According to the MIDI device settings text, which device type cannot play MIDI files with looping info correctly?

▸ **DOCUMENT SECTION**
-=-=-
Device tab allows you to select MIDI device you want to use and configure some common device-specific settings.
There are three sorts of devices appearing on most systems:
- midiOut - old-school Windows Multimedia MIDI output devices (recommended for most users)
- DirectMusic - new-school DirectMusic devices (available only if you have DirectX 6.1 or newer); some of them allow you to use custom instruments (DLS files), play through Winamp's DSP/output, etc. Microsoft Synthesizer most common DirectMusic device; it is relatively slow (mixing done 100% in software), but has most of DirectMusic features (DLS, reverb, DSP/output); it completely bypasses your MIDI hardware so it will sound (almost) the same way on new shiny SBLive! as on old good SB16.
- Media Control Interface (MCI) - high-level API used by most other MIDI players. Use it only when nothing else works. It's features are limited compared to other devices; it is known to do very bad things on win95/98/ME when Winamp's process priority class is set to high or realtime; on WinNT it isn't working too good neither.
Devices labelled "MIDI Mapper" or "Microsoft MIDI Mapper" refer do the default MIDI output device selected in Windows' control panel.
Device info box displays various info about selected device. Some of device info messages are explained below:
- volume / panning control - they tell if given device has its own volume / panning control. If they say "yes", you can select "driver-specific" option under volume control (see below) to prevent Winamp from messing with global volume settings. If the device doesn't have its own volume control, you can still use Winamp's volume control with it by selecting 'MIDI' (or wherever is that device connected) under volume control.
- looping - it tells if selected device accepts loop start points in MIDI files and can play MIDI files with looping info correctly. Currently all devices can do that except for MCI.
Hardware reset settings are for advanced users only. They do nothing (except for slowing down playback start / stop operations) on common soundblasters. Enabling one of them causes the plug-in to send XG / GM / GS reset sysex message to the device on start / stop of playback. Use them when you don't want XG/GS songs to leave their hardware settings in memory and mess up other songs. Never enable all of them - if your device supports XG, XG reset alone will do the job. Also, don't set both start & stop resets - if device has been reset at the end of previous song, resetting it again won't have any effect.
Volume control allows you to specify what Winamp's volume control is mapped to while playing MIDI. Select none to totally disable volume control. Driver-specific mode passes volume commands to playing device ( midiOutSetVolume(), IDirectMusicPerformance::SetVolume(), channel volume commands in immediate mode with alt. vol. setting enabled). It works with most of devices, but it is known to do bad things on certain sound cards. Remaining options refer to Windows' mixer lines.
NOTE: if you use an output plug-in, volume change commands are passed to it no matter which option is selected.
Use as logarithmic option allows you to ensure that '50%' volume is really 50% - if volume control is behaving oddly, try enabling/disabling it (every version of damn soundblaster drivers works different way, I have to toggle this option whenever is switch between Win2k & WinME on my main box).
Reset midiOut volume resets midiOut volume (set by driver-specific option on a midiOut device) for selected device (midiOut devices only). It takes immediate effect. Use it when you can't hear anything or output is too quiet, even with max volume.
-=-=-
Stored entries
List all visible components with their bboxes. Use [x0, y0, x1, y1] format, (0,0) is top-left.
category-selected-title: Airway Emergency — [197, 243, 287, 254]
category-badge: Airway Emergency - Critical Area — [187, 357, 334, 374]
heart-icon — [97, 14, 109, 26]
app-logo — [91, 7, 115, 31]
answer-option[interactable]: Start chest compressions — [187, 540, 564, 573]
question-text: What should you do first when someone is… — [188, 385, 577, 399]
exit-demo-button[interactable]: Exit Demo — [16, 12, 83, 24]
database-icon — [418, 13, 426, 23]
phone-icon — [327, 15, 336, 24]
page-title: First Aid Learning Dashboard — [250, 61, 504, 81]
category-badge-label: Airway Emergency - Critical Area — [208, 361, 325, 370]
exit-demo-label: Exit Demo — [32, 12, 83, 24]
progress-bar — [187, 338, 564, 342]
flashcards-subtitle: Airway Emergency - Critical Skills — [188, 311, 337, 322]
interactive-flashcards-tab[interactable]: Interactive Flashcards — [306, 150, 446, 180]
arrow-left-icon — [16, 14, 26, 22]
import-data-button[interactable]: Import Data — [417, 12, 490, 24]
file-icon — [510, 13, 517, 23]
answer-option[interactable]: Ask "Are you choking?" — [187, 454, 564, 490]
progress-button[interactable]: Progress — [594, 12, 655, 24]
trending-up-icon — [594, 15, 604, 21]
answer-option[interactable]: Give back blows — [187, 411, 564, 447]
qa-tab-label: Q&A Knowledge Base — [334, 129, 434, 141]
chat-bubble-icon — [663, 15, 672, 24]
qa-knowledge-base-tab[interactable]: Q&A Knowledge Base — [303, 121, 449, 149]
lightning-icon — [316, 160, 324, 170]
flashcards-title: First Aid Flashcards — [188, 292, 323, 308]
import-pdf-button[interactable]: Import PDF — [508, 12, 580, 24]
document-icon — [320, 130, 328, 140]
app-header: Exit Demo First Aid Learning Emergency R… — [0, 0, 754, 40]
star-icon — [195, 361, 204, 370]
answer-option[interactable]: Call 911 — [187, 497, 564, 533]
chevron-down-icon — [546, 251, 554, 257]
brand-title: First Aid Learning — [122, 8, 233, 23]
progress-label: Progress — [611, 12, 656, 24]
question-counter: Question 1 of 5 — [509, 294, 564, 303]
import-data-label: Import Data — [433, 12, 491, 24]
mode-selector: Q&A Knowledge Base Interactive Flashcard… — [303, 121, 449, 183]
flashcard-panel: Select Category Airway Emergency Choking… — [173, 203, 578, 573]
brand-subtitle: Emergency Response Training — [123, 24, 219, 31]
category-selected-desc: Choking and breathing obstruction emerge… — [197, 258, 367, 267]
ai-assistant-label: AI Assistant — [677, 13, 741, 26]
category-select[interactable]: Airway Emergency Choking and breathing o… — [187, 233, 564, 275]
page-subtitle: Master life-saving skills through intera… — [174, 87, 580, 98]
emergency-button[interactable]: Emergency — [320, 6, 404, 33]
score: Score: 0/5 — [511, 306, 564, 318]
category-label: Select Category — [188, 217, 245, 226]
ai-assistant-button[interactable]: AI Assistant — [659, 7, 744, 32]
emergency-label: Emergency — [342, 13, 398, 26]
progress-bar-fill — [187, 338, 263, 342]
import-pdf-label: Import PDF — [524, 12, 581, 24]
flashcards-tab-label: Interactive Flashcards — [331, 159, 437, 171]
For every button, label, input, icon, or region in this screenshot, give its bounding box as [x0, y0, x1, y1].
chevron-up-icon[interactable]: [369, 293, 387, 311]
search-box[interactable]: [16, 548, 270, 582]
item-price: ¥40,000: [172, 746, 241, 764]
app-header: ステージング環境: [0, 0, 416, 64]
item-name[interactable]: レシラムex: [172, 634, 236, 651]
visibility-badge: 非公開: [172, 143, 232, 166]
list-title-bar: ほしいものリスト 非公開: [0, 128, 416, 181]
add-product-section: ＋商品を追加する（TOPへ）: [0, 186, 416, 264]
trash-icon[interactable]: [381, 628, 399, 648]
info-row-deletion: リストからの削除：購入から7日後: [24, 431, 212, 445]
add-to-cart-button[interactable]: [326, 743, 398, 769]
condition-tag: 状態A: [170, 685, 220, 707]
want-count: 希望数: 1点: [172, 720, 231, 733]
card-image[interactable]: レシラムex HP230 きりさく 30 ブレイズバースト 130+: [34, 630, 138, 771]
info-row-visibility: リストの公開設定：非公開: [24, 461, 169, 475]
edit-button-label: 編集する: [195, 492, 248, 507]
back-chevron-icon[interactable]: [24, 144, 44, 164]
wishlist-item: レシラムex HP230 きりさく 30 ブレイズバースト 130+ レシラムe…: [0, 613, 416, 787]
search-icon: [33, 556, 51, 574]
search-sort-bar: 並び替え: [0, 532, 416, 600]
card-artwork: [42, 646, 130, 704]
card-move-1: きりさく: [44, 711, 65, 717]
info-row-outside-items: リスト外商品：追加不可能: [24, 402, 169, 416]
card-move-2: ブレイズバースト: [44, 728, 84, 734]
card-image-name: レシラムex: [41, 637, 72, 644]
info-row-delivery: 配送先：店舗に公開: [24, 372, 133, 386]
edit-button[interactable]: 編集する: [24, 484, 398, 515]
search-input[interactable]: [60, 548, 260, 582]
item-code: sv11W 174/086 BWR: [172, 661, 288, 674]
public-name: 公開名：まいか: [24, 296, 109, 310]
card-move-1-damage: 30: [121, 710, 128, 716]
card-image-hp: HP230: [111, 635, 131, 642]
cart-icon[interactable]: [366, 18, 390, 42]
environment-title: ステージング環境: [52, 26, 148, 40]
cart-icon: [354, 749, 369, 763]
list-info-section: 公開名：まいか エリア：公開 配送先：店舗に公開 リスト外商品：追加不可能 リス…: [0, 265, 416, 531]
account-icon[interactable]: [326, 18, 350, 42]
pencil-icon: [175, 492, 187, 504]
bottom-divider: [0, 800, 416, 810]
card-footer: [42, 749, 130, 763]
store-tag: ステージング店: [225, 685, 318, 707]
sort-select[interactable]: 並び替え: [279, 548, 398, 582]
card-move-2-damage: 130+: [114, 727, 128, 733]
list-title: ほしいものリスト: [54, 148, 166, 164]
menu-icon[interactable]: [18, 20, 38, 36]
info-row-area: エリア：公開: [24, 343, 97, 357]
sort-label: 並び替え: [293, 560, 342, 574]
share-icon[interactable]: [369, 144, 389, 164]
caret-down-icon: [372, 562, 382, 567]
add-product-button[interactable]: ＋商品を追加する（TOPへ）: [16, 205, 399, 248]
-=-=-
▸ **EXERCISE ANSWER**
Media Control Interface (MCI).